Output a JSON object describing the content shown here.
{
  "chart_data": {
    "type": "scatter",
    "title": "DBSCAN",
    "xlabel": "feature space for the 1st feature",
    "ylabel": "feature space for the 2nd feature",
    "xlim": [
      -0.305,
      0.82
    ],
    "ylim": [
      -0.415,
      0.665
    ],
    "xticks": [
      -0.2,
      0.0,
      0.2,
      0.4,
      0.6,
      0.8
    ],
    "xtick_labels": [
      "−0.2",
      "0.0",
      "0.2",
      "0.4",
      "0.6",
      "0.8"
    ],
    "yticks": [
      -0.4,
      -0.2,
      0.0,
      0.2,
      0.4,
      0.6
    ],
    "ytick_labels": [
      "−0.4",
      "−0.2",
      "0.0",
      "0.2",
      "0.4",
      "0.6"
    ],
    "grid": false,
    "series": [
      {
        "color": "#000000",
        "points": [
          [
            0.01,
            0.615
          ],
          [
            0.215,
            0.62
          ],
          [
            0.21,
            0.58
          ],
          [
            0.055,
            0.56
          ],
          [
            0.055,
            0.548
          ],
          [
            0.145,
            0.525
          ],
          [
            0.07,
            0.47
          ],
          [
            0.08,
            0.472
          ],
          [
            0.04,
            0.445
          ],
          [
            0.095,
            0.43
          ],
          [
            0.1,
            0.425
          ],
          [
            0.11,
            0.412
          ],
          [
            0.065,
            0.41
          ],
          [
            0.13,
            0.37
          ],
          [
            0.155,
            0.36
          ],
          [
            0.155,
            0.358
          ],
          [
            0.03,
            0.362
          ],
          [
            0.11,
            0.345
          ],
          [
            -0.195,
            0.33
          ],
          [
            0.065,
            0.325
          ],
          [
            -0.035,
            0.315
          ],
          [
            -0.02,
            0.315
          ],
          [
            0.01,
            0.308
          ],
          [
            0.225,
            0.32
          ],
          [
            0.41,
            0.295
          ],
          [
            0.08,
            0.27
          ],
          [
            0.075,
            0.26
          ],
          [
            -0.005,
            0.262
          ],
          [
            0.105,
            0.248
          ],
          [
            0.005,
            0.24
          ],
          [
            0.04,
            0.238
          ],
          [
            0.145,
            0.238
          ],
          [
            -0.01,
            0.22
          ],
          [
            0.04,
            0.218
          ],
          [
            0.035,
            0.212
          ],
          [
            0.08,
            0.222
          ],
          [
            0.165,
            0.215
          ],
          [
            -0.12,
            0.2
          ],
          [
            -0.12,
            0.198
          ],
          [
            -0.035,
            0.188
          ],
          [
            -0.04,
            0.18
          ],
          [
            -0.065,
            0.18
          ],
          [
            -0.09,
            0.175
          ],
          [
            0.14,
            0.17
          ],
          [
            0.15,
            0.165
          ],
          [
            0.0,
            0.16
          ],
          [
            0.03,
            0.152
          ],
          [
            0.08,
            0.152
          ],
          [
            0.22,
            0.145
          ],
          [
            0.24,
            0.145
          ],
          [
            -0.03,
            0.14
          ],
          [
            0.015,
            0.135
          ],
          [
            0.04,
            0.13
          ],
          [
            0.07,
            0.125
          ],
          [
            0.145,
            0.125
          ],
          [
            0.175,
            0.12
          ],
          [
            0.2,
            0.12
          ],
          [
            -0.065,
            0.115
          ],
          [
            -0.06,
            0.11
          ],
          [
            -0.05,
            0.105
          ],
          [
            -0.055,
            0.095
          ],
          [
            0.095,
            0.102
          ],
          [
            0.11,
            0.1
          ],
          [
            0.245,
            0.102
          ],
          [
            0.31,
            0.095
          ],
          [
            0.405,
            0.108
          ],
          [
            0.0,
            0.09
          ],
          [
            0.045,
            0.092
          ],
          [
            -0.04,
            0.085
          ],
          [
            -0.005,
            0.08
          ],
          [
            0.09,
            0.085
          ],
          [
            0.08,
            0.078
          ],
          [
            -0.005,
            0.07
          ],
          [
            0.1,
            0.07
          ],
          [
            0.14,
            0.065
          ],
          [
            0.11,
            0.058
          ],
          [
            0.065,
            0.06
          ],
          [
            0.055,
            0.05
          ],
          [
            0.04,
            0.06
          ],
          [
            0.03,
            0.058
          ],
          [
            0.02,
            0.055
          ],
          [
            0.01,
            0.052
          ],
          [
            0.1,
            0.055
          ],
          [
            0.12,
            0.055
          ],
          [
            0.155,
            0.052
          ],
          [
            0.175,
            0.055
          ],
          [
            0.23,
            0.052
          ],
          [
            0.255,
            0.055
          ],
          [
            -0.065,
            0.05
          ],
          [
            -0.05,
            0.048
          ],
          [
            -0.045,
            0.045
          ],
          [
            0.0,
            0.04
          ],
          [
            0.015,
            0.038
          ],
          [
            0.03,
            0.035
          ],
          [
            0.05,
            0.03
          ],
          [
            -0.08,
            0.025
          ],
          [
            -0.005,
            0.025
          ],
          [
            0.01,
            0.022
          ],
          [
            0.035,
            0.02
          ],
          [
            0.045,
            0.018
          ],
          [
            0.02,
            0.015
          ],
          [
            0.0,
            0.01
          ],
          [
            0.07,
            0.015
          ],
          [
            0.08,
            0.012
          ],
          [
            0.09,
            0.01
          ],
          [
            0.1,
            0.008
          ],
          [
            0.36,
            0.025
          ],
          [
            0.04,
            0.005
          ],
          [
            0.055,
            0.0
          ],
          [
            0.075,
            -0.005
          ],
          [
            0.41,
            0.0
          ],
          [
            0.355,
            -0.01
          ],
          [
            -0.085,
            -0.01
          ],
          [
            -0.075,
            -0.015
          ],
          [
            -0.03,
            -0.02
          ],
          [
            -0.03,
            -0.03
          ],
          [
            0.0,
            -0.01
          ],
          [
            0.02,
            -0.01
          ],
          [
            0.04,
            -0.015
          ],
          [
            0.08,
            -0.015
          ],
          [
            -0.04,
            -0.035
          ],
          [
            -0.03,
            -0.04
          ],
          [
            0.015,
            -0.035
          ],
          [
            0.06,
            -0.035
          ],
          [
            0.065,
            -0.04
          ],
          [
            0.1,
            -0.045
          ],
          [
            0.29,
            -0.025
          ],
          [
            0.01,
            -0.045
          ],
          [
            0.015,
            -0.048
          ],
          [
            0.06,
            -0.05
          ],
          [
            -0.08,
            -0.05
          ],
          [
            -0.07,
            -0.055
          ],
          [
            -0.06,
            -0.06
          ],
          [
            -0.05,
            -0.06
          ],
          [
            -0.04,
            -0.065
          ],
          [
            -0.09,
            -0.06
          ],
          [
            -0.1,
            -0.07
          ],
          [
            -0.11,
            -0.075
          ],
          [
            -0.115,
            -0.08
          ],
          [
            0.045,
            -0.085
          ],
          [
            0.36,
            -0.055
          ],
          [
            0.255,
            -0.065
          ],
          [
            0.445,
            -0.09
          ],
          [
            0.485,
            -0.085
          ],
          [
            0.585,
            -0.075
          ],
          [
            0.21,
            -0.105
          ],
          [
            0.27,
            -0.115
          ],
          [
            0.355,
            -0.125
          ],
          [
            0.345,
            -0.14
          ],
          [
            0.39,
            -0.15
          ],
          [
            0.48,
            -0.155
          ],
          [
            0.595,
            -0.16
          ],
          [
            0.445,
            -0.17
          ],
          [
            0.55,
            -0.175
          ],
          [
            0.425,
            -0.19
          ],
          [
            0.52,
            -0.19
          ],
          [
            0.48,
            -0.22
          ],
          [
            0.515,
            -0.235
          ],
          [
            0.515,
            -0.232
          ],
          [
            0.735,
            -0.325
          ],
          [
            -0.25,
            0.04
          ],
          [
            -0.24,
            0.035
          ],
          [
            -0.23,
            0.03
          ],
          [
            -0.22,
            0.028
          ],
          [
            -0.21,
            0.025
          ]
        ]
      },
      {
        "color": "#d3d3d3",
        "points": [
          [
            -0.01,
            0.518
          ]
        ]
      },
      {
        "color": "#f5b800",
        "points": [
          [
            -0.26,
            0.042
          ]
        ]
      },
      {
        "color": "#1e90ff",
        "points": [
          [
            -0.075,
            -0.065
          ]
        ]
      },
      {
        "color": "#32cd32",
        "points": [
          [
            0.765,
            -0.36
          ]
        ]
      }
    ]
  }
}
####################
• _Aim_
From the data, collect all lines where the string "color" appears.

• _Solution to the exercise_
        "color": "#000000",
        "color": "#d3d3d3",
        "color": "#f5b800",
        "color": "#1e90ff",
        "color": "#32cd32",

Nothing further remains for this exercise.